─── Excerpted records ───

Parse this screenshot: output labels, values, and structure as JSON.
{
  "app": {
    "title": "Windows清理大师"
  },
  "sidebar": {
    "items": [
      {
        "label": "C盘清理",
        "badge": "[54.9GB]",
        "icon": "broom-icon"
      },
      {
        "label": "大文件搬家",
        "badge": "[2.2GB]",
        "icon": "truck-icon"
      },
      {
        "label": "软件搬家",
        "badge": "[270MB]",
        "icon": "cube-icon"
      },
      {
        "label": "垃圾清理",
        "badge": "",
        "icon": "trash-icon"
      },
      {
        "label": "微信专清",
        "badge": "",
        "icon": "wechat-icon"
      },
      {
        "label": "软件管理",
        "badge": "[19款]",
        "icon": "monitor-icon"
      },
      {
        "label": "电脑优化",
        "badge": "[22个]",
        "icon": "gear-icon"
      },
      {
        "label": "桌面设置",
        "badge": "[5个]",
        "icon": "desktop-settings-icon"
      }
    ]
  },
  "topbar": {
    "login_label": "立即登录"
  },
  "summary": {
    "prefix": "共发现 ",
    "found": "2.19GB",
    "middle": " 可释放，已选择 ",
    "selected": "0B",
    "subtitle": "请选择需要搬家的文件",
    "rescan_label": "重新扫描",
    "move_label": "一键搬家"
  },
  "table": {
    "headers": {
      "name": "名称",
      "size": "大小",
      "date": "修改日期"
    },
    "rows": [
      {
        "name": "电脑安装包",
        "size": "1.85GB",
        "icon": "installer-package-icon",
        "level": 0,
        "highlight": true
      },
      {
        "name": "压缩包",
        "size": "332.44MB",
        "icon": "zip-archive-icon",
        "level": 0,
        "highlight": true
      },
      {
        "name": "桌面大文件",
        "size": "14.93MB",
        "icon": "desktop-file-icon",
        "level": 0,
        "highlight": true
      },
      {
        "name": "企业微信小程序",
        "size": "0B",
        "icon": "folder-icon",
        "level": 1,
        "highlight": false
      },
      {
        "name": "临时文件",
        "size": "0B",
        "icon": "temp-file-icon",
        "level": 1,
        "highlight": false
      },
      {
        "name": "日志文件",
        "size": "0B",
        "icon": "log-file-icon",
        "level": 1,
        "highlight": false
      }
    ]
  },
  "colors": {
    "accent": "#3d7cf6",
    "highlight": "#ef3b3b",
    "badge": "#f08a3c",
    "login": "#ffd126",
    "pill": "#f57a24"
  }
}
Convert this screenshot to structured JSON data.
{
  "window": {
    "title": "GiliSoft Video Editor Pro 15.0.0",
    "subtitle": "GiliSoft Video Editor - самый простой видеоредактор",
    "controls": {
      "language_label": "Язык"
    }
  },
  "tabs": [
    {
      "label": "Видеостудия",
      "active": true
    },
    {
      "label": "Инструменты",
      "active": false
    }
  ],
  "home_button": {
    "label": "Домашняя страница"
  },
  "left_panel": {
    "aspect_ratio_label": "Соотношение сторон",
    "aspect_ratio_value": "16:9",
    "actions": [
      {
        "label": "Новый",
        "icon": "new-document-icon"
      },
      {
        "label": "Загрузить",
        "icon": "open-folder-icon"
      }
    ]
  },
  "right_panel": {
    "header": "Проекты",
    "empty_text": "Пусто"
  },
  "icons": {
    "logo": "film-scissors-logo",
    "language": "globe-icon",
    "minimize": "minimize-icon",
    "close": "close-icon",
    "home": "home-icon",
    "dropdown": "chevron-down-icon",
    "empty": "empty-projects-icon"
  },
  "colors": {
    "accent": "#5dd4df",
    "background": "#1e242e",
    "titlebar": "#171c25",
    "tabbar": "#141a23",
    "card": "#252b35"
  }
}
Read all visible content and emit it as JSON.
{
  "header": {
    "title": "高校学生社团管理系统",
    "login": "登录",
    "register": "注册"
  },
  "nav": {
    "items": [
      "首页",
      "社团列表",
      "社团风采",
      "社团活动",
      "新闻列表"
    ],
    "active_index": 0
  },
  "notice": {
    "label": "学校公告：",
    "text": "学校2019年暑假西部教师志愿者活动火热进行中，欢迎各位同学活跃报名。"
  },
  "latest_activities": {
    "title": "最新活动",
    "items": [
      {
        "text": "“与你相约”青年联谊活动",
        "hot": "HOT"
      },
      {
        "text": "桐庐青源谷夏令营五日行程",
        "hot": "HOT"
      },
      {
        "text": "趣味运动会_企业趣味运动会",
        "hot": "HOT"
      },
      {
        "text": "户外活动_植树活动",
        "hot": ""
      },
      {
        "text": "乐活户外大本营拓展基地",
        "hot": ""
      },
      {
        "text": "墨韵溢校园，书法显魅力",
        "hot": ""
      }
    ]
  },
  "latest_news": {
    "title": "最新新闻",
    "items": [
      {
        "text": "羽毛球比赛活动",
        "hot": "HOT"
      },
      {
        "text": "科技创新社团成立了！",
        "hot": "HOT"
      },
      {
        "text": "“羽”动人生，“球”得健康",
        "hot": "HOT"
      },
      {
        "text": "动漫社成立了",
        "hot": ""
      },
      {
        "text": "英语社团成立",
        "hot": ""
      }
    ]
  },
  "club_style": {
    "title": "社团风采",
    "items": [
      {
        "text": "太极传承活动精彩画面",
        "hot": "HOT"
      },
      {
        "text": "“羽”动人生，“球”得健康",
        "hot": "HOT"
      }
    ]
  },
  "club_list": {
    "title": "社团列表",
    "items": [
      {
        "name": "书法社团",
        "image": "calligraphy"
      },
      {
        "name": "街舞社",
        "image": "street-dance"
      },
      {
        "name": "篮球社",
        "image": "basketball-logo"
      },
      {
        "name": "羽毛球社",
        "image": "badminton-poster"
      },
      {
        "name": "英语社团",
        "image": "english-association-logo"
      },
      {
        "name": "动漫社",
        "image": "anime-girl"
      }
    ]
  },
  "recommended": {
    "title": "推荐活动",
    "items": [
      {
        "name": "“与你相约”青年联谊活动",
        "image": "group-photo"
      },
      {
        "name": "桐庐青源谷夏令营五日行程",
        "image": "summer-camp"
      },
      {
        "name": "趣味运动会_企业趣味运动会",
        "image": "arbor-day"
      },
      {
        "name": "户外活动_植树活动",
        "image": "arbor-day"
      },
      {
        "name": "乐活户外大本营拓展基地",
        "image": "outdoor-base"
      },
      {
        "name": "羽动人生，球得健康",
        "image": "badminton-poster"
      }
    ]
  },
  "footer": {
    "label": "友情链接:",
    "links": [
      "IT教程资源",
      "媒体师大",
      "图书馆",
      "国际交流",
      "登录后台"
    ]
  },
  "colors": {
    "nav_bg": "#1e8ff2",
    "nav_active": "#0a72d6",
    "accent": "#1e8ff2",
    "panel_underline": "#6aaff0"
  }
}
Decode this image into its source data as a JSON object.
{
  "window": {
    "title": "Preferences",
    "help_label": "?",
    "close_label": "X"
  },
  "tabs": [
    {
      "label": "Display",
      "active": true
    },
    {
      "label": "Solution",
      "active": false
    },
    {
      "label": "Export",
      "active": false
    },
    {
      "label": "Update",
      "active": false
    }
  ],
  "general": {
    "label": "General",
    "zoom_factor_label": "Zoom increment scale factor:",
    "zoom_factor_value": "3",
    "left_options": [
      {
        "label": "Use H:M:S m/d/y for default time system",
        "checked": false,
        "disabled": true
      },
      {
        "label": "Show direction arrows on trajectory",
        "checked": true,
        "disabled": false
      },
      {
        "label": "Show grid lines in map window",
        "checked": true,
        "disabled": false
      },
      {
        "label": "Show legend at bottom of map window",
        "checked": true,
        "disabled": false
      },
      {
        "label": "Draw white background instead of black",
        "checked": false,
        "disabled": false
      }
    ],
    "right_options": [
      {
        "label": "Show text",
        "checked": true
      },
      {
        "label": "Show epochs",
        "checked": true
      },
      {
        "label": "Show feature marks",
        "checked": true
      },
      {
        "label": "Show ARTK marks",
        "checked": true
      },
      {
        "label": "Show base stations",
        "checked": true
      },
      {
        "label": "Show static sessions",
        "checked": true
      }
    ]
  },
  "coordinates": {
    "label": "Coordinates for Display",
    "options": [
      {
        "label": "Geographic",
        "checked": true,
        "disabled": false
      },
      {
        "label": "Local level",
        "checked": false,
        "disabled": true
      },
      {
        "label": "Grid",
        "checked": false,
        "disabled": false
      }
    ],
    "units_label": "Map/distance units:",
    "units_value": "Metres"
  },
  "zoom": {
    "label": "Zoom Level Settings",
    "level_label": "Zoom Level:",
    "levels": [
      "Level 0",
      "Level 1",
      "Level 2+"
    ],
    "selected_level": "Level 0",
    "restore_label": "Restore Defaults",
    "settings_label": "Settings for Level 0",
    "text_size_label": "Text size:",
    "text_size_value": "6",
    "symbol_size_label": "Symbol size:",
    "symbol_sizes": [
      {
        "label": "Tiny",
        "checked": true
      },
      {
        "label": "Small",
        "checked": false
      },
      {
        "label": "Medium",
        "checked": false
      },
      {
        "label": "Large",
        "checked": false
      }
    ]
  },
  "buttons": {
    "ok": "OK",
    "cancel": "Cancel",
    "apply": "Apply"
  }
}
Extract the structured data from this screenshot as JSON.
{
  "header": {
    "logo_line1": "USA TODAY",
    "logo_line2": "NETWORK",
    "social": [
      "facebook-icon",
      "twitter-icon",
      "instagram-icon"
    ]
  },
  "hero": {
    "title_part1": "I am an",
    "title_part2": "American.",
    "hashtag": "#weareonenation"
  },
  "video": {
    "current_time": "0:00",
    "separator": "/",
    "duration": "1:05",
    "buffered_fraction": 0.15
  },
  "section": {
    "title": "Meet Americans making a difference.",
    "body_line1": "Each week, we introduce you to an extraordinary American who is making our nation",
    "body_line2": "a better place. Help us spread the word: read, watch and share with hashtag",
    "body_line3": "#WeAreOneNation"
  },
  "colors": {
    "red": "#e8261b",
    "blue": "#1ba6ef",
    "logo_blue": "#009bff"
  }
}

───

→ Requirement
Select and copy every line of the material that holds the string "data".

→ Response for this exercise
Convert this screenshot to structured JSON data.
Decode this image into its source data as a JSON object.
Extract the structured data from this screenshot as JSON.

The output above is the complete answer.